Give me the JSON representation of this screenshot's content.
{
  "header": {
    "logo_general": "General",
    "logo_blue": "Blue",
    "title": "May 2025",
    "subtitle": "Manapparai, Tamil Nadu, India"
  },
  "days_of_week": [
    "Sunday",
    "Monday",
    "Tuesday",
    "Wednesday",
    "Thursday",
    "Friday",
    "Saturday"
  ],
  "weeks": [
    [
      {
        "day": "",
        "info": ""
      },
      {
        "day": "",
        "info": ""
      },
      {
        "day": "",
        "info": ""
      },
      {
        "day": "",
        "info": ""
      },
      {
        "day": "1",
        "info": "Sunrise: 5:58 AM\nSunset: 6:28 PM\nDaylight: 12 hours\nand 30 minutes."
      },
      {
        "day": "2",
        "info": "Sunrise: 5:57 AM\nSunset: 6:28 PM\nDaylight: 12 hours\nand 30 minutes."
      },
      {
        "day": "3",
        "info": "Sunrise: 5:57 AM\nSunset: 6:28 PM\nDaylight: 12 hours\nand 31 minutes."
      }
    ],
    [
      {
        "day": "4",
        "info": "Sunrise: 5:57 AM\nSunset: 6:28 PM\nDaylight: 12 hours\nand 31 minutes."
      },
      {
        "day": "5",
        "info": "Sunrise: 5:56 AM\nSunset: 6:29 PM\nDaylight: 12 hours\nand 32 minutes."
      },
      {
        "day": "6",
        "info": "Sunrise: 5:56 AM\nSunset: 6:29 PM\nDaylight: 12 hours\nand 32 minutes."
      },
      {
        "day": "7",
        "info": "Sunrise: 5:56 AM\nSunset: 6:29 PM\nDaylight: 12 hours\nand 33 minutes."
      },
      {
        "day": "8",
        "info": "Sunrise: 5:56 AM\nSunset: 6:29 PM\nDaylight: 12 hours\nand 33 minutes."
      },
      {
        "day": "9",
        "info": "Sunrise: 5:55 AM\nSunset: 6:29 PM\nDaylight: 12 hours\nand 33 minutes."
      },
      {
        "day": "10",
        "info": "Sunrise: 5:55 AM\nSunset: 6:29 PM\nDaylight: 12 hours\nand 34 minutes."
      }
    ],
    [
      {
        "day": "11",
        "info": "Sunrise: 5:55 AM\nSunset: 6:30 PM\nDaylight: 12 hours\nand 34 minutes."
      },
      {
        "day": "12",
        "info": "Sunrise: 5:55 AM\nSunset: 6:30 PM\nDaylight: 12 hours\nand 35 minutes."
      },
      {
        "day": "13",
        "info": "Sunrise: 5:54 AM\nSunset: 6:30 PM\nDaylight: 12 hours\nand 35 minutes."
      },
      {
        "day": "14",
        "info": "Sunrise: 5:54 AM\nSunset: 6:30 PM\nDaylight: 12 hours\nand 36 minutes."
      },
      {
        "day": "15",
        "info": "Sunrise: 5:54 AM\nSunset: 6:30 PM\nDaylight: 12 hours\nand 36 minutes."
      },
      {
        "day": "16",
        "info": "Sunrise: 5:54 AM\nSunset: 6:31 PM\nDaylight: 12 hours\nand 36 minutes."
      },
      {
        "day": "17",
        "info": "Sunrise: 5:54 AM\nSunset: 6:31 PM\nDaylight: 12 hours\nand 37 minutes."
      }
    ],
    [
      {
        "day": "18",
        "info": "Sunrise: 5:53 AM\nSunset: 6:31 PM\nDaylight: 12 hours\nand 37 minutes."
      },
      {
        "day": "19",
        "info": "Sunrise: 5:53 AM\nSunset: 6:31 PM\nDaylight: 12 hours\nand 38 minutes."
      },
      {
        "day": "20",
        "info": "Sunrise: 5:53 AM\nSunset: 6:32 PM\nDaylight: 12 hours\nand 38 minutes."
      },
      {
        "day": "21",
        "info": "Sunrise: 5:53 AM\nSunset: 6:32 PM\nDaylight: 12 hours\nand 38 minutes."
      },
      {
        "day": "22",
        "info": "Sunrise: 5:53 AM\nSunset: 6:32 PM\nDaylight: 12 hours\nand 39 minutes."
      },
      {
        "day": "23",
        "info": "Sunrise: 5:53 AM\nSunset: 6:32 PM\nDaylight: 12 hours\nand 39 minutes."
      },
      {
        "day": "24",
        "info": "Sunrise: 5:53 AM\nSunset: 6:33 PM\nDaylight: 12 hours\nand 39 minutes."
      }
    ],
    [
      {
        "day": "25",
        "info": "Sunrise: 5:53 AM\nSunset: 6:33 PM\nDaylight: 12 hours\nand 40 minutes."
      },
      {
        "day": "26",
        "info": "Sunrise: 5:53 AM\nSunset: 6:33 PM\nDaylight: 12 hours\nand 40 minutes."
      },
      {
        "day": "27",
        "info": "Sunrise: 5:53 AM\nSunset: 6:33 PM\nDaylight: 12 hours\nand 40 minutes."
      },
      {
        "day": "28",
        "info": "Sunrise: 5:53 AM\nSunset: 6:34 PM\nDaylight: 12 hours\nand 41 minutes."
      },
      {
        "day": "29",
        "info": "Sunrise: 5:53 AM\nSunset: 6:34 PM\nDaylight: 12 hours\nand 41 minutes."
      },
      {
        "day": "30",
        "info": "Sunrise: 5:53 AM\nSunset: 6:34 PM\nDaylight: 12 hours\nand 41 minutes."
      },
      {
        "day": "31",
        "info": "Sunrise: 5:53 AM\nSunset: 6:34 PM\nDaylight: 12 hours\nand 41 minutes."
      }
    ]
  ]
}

•••••

- _Directions_: Retype all the material above precisely, with no line left out.

- _Answer in full_:
Give me the JSON representation of this screenshot's content.
{
  "header": {
    "logo_general": "General",
    "logo_blue": "Blue",
    "title": "May 2025",
    "subtitle": "Manapparai, Tamil Nadu, India"
  },
  "days_of_week": [
    "Sunday",
    "Monday",
    "Tuesday",
    "Wednesday",
    "Thursday",
    "Friday",
    "Saturday"
  ],
  "weeks": [
    [
      {
        "day": "",
        "info": ""
      },
      {
        "day": "",
        "info": ""
      },
      {
        "day": "",
        "info": ""
      },
      {
        "day": "",
        "info": ""
      },
      {
        "day": "1",
        "info": "Sunrise: 5:58 AM\nSunset: 6:28 PM\nDaylight: 12 hours\nand 30 minutes."
      },
      {
        "day": "2",
        "info": "Sunrise: 5:57 AM\nSunset: 6:28 PM\nDaylight: 12 hours\nand 30 minutes."
      },
      {
        "day": "3",
        "info": "Sunrise: 5:57 AM\nSunset: 6:28 PM\nDaylight: 12 hours\nand 31 minutes."
      }
    ],
    [
      {
        "day": "4",
        "info": "Sunrise: 5:57 AM\nSunset: 6:28 PM\nDaylight: 12 hours\nand 31 minutes."
      },
      {
        "day": "5",
        "info": "Sunrise: 5:56 AM\nSunset: 6:29 PM\nDaylight: 12 hours\nand 32 minutes."
      },
      {
        "day": "6",
        "info": "Sunrise: 5:56 AM\nSunset: 6:29 PM\nDaylight: 12 hours\nand 32 minutes."
      },
      {
        "day": "7",
        "info": "Sunrise: 5:56 AM\nSunset: 6:29 PM\nDaylight: 12 hours\nand 33 minutes."
      },
      {
        "day": "8",
        "info": "Sunrise: 5:56 AM\nSunset: 6:29 PM\nDaylight: 12 hours\nand 33 minutes."
      },
      {
        "day": "9",
        "info": "Sunrise: 5:55 AM\nSunset: 6:29 PM\nDaylight: 12 hours\nand 33 minutes."
      },
      {
        "day": "10",
        "info": "Sunrise: 5:55 AM\nSunset: 6:29 PM\nDaylight: 12 hours\nand 34 minutes."
      }
    ],
    [
      {
        "day": "11",
        "info": "Sunrise: 5:55 AM\nSunset: 6:30 PM\nDaylight: 12 hours\nand 34 minutes."
      },
      {
        "day": "12",
        "info": "Sunrise: 5:55 AM\nSunset: 6:30 PM\nDaylight: 12 hours\nand 35 minutes."
      },
      {
        "day": "13",
        "info": "Sunrise: 5:54 AM\nSunset: 6:30 PM\nDaylight: 12 hours\nand 35 minutes."
      },
      {
        "day": "14",
        "info": "Sunrise: 5:54 AM\nSunset: 6:30 PM\nDaylight: 12 hours\nand 36 minutes."
      },
      {
        "day": "15",
        "info": "Sunrise: 5:54 AM\nSunset: 6:30 PM\nDaylight: 12 hours\nand 36 minutes."
      },
      {
        "day": "16",
        "info": "Sunrise: 5:54 AM\nSunset: 6:31 PM\nDaylight: 12 hours\nand 36 minutes."
      },
      {
        "day": "17",
        "info": "Sunrise: 5:54 AM\nSunset: 6:31 PM\nDaylight: 12 hours\nand 37 minutes."
      }
    ],
    [
      {
        "day": "18",
        "info": "Sunrise: 5:53 AM\nSunset: 6:31 PM\nDaylight: 12 hours\nand 37 minutes."
      },
      {
        "day": "19",
        "info": "Sunrise: 5:53 AM\nSunset: 6:31 PM\nDaylight: 12 hours\nand 38 minutes."
      },
      {
        "day": "20",
        "info": "Sunrise: 5:53 AM\nSunset: 6:32 PM\nDaylight: 12 hours\nand 38 minutes."
      },
      {
        "day": "21",
        "info": "Sunrise: 5:53 AM\nSunset: 6:32 PM\nDaylight: 12 hours\nand 38 minutes."
      },
      {
        "day": "22",
        "info": "Sunrise: 5:53 AM\nSunset: 6:32 PM\nDaylight: 12 hours\nand 39 minutes."
      },
      {
        "day": "23",
        "info": "Sunrise: 5:53 AM\nSunset: 6:32 PM\nDaylight: 12 hours\nand 39 minutes."
      },
      {
        "day": "24",
        "info": "Sunrise: 5:53 AM\nSunset: 6:33 PM\nDaylight: 12 hours\nand 39 minutes."
      }
    ],
    [
      {
        "day": "25",
        "info": "Sunrise: 5:53 AM\nSunset: 6:33 PM\nDaylight: 12 hours\nand 40 minutes."
      },
      {
        "day": "26",
        "info": "Sunrise: 5:53 AM\nSunset: 6:33 PM\nDaylight: 12 hours\nand 40 minutes."
      },
      {
        "day": "27",
        "info": "Sunrise: 5:53 AM\nSunset: 6:33 PM\nDaylight: 12 hours\nand 40 minutes."
      },
      {
        "day": "28",
        "info": "Sunrise: 5:53 AM\nSunset: 6:34 PM\nDaylight: 12 hours\nand 41 minutes."
      },
      {
        "day": "29",
        "info": "Sunrise: 5:53 AM\nSunset: 6:34 PM\nDaylight: 12 hours\nand 41 minutes."
      },
      {
        "day": "30",
        "info": "Sunrise: 5:53 AM\nSunset: 6:34 PM\nDaylight: 12 hours\nand 41 minutes."
      },
      {
        "day": "31",
        "info": "Sunrise: 5:53 AM\nSunset: 6:34 PM\nDaylight: 12 hours\nand 41 minutes."
      }
    ]
  ]
}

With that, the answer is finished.